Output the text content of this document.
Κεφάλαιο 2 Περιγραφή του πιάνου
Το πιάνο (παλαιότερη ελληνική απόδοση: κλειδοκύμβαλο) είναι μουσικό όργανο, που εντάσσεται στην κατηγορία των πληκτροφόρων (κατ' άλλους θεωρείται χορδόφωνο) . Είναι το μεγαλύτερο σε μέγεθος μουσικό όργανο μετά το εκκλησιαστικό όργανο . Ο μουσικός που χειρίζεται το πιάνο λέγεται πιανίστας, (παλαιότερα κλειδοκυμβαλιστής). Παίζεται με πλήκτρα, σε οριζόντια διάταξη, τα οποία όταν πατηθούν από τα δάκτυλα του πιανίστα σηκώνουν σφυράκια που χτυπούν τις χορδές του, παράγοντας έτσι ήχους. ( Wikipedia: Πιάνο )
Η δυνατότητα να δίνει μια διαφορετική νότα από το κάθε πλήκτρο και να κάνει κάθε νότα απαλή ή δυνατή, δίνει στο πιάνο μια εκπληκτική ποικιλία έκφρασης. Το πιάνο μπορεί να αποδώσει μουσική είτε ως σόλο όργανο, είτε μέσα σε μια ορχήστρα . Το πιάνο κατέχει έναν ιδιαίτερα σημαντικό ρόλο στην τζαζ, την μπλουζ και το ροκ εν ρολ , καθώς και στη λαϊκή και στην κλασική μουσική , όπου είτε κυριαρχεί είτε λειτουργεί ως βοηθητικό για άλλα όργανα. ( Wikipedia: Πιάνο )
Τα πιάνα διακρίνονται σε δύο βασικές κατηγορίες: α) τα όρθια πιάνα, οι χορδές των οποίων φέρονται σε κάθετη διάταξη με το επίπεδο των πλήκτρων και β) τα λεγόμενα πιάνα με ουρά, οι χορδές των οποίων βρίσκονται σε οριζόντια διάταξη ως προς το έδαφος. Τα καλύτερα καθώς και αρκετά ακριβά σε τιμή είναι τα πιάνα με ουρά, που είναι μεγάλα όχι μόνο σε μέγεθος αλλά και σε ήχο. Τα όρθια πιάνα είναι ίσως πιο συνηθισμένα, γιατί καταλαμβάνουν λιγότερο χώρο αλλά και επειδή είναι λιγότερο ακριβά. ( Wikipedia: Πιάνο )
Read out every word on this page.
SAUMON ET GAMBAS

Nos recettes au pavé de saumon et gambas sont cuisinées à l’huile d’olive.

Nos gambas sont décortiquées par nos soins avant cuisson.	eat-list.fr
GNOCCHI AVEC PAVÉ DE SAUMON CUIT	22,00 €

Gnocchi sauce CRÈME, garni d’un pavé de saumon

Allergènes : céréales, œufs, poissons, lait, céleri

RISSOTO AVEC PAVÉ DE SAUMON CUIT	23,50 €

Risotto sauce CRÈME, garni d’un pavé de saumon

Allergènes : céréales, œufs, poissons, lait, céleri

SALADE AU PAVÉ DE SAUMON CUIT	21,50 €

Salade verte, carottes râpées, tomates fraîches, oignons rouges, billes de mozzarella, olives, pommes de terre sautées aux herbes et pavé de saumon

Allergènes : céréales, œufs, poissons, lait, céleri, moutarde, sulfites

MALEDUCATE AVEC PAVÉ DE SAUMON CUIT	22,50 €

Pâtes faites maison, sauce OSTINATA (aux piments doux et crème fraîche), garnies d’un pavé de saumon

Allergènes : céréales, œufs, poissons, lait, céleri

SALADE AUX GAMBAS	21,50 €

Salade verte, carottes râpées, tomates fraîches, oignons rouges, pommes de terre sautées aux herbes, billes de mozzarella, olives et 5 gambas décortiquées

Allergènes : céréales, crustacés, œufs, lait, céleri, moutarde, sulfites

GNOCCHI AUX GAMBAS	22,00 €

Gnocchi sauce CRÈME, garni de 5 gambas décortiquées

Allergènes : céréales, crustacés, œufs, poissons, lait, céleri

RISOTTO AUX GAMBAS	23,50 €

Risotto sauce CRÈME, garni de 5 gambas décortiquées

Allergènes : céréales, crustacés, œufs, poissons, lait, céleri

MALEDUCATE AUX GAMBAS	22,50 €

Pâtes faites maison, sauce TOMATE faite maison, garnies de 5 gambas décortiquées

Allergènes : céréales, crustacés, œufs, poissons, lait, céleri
________
» Your objective
Pick out each line above that includes "στην" and show it.

» Full output
Το πιάνο (παλαιότερη ελληνική απόδοση: κλειδοκύμβαλο) είναι μουσικό όργανο, που εντάσσεται στην κατηγορία των πληκτροφόρων (κατ' άλλους θεωρείται χορδόφωνο) . Είναι το μεγαλύτερο σε μέγεθος μουσικό όργανο μετά το εκκλησιαστικό όργανο . Ο μουσικός που χειρίζεται το πιάνο λέγεται πιανίστας, (παλαιότερα κλειδοκυμβαλιστής). Παίζεται με πλήκτρα, σε οριζόντια διάταξη, τα οποία όταν πατηθούν από τα δάκτυλα του πιανίστα σηκώνουν σφυράκια που χτυπούν τις χορδές του, παράγοντας έτσι ήχους. ( Wikipedia: Πιάνο )
Η δυνατότητα να δίνει μια διαφορετική νότα από το κάθε πλήκτρο και να κάνει κάθε νότα απαλή ή δυνατή, δίνει στο πιάνο μια εκπληκτική ποικιλία έκφρασης. Το πιάνο μπορεί να αποδώσει μουσική είτε ως σόλο όργανο, είτε μέσα σε μια ορχήστρα . Το πιάνο κατέχει έναν ιδιαίτερα σημαντικό ρόλο στην τζαζ, την μπλουζ και το ροκ εν ρολ , καθώς και στη λαϊκή και στην κλασική μουσική , όπου είτε κυριαρχεί είτε λειτουργεί ως βοηθητικό για άλλα όργανα. ( Wikipedia: Πιάνο )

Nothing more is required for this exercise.